### [Prompt]
Reproduce the records below exactly, leaving out any pictures.

:: Records to use

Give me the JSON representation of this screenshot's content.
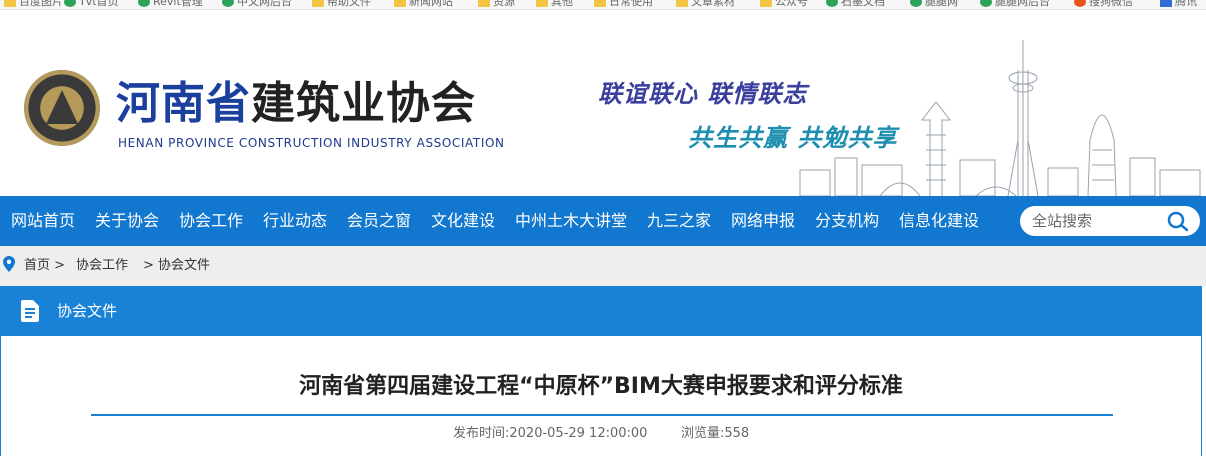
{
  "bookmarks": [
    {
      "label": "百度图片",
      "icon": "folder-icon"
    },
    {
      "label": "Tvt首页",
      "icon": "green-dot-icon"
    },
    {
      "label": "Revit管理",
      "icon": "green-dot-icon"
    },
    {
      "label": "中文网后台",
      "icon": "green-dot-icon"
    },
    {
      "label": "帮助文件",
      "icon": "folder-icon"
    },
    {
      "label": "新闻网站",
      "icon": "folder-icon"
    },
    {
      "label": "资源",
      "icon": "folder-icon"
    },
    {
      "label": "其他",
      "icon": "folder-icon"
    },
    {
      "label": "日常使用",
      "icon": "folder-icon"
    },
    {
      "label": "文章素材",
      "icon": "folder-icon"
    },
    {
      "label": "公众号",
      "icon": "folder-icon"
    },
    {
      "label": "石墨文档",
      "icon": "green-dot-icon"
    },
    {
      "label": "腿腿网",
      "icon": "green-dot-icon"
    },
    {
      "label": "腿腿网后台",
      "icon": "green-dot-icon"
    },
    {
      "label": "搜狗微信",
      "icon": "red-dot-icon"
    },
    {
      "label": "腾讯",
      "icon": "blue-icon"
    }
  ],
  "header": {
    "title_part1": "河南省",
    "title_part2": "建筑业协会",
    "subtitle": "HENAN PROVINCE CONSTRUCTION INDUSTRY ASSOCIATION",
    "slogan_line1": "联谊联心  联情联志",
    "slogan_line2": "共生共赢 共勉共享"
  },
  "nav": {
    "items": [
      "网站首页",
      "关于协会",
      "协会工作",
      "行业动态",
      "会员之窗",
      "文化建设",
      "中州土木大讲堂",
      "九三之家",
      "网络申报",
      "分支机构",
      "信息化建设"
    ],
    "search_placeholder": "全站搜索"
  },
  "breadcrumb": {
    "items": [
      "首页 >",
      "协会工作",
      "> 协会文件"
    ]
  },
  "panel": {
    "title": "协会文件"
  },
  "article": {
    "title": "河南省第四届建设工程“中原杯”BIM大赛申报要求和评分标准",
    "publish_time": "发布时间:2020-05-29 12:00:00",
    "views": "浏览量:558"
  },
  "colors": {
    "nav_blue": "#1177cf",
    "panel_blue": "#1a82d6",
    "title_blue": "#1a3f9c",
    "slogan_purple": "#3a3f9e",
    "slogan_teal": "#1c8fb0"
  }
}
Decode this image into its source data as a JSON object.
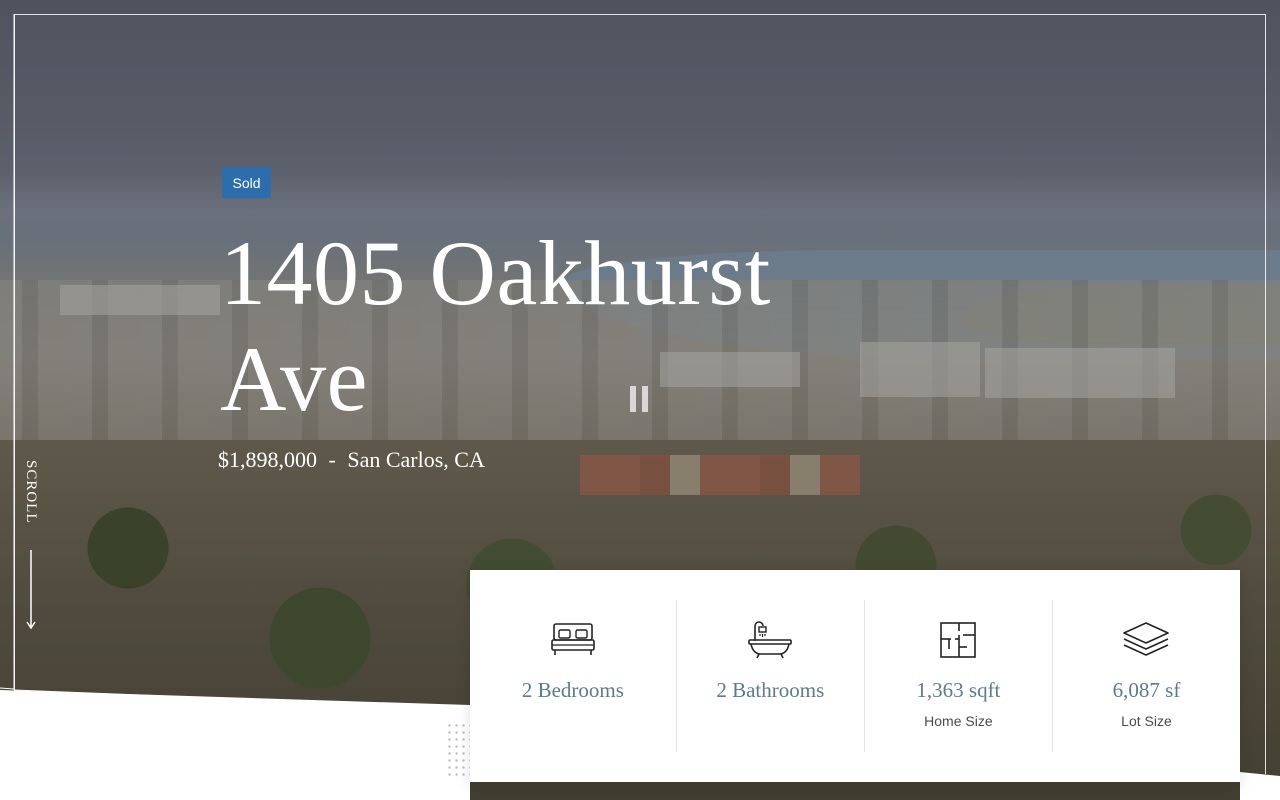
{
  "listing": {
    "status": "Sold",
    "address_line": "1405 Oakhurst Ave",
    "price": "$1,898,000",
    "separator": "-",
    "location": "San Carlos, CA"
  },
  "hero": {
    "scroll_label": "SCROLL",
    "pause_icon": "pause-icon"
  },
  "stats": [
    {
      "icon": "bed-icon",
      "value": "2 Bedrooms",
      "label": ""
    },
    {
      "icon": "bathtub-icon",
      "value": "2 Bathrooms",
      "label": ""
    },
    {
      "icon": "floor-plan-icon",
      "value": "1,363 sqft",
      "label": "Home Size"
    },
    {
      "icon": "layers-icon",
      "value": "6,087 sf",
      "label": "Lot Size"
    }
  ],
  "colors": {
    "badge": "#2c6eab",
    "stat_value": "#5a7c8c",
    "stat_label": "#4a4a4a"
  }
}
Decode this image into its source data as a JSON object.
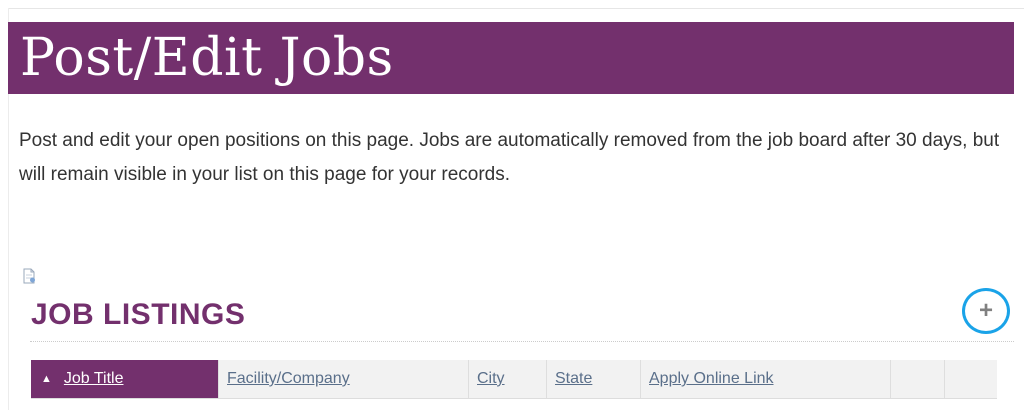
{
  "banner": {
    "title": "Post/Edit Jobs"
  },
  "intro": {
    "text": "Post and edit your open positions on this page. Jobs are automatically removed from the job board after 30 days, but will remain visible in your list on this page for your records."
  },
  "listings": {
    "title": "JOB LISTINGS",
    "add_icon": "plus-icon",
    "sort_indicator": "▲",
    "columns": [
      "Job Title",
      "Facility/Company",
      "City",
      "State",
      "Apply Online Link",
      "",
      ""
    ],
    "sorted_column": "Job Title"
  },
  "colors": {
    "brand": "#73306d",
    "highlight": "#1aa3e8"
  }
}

::::

### [Full answer]
Give me the JSON representation of this screenshot's content.
{
  "bookmarks": [
    {
      "label": "百度图片",
      "icon": "folder-icon"
    },
    {
      "label": "Tvt首页",
      "icon": "green-dot-icon"
    },
    {
      "label": "Revit管理",
      "icon": "green-dot-icon"
    },
    {
      "label": "中文网后台",
      "icon": "green-dot-icon"
    },
    {
      "label": "帮助文件",
      "icon": "folder-icon"
    },
    {
      "label": "新闻网站",
      "icon": "folder-icon"
    },
    {
      "label": "资源",
      "icon": "folder-icon"
    },
    {
      "label": "其他",
      "icon": "folder-icon"
    },
    {
      "label": "日常使用",
      "icon": "folder-icon"
    },
    {
      "label": "文章素材",
      "icon": "folder-icon"
    },
    {
      "label": "公众号",
      "icon": "folder-icon"
    },
    {
      "label": "石墨文档",
      "icon": "green-dot-icon"
    },
    {
      "label": "腿腿网",
      "icon": "green-dot-icon"
    },
    {
      "label": "腿腿网后台",
      "icon": "green-dot-icon"
    },
    {
      "label": "搜狗微信",
      "icon": "red-dot-icon"
    },
    {
      "label": "腾讯",
      "icon": "blue-icon"
    }
  ],
  "header": {
    "title_part1": "河南省",
    "title_part2": "建筑业协会",
    "subtitle": "HENAN PROVINCE CONSTRUCTION INDUSTRY ASSOCIATION",
    "slogan_line1": "联谊联心  联情联志",
    "slogan_line2": "共生共赢 共勉共享"
  },
  "nav": {
    "items": [
      "网站首页",
      "关于协会",
      "协会工作",
      "行业动态",
      "会员之窗",
      "文化建设",
      "中州土木大讲堂",
      "九三之家",
      "网络申报",
      "分支机构",
      "信息化建设"
    ],
    "search_placeholder": "全站搜索"
  },
  "breadcrumb": {
    "items": [
      "首页 >",
      "协会工作",
      "> 协会文件"
    ]
  },
  "panel": {
    "title": "协会文件"
  },
  "article": {
    "title": "河南省第四届建设工程“中原杯”BIM大赛申报要求和评分标准",
    "publish_time": "发布时间:2020-05-29 12:00:00",
    "views": "浏览量:558"
  },
  "colors": {
    "nav_blue": "#1177cf",
    "panel_blue": "#1a82d6",
    "title_blue": "#1a3f9c",
    "slogan_purple": "#3a3f9e",
    "slogan_teal": "#1c8fb0"
  }
}
Decode this image into its source data as a JSON object.
{
  "listing": {
    "status": "Sold",
    "address_line": "1405 Oakhurst Ave",
    "price": "$1,898,000",
    "separator": "-",
    "location": "San Carlos, CA"
  },
  "hero": {
    "scroll_label": "SCROLL",
    "pause_icon": "pause-icon"
  },
  "stats": [
    {
      "icon": "bed-icon",
      "value": "2 Bedrooms",
      "label": ""
    },
    {
      "icon": "bathtub-icon",
      "value": "2 Bathrooms",
      "label": ""
    },
    {
      "icon": "floor-plan-icon",
      "value": "1,363 sqft",
      "label": "Home Size"
    },
    {
      "icon": "layers-icon",
      "value": "6,087 sf",
      "label": "Lot Size"
    }
  ],
  "colors": {
    "badge": "#2c6eab",
    "stat_value": "#5a7c8c",
    "stat_label": "#4a4a4a"
  }
}
Decode this image into its source data as a JSON object.
{
  "banner": {
    "title": "Post/Edit Jobs"
  },
  "intro": {
    "text": "Post and edit your open positions on this page. Jobs are automatically removed from the job board after 30 days, but will remain visible in your list on this page for your records."
  },
  "listings": {
    "title": "JOB LISTINGS",
    "add_icon": "plus-icon",
    "sort_indicator": "▲",
    "columns": [
      "Job Title",
      "Facility/Company",
      "City",
      "State",
      "Apply Online Link",
      "",
      ""
    ],
    "sorted_column": "Job Title"
  },
  "colors": {
    "brand": "#73306d",
    "highlight": "#1aa3e8"
  }
}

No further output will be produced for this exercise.